Raw records:
───

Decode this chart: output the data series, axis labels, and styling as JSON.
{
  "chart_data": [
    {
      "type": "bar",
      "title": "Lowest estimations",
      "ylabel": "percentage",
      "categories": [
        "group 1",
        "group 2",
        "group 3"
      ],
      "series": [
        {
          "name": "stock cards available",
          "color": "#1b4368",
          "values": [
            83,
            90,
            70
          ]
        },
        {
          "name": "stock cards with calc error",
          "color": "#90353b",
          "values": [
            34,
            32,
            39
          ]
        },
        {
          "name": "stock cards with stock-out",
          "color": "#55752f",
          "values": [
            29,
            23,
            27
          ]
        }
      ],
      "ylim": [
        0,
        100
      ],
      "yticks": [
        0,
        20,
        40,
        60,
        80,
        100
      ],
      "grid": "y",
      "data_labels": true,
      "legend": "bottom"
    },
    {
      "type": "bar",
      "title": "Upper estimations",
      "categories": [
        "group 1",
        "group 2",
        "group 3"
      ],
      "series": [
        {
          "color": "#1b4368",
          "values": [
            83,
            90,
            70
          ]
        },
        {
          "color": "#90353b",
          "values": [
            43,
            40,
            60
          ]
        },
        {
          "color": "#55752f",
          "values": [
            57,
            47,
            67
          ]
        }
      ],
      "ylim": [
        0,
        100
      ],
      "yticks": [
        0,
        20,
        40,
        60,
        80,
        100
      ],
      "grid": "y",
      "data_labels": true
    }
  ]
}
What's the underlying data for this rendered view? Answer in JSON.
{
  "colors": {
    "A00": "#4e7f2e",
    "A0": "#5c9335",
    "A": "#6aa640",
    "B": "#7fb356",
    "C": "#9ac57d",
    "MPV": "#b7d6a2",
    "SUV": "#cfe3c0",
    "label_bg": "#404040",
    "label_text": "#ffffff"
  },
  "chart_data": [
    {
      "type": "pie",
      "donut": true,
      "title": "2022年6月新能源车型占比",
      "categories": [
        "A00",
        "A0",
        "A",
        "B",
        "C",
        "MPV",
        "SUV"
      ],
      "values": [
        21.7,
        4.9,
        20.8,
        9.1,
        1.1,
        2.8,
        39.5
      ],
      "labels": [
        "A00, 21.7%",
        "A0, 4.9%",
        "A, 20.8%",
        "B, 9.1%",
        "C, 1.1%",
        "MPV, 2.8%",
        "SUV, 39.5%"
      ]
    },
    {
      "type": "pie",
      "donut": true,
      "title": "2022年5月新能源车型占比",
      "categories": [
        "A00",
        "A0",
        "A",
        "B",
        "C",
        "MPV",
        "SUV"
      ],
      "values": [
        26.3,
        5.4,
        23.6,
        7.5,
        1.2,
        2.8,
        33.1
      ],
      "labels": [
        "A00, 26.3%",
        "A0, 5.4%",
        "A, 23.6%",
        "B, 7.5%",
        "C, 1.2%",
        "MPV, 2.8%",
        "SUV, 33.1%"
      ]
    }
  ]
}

───

Directive:
Identify every line where the string "stock" appears.

The solution:
          "name": "stock cards available",
          "name": "stock cards with calc error",
          "name": "stock cards with stock-out",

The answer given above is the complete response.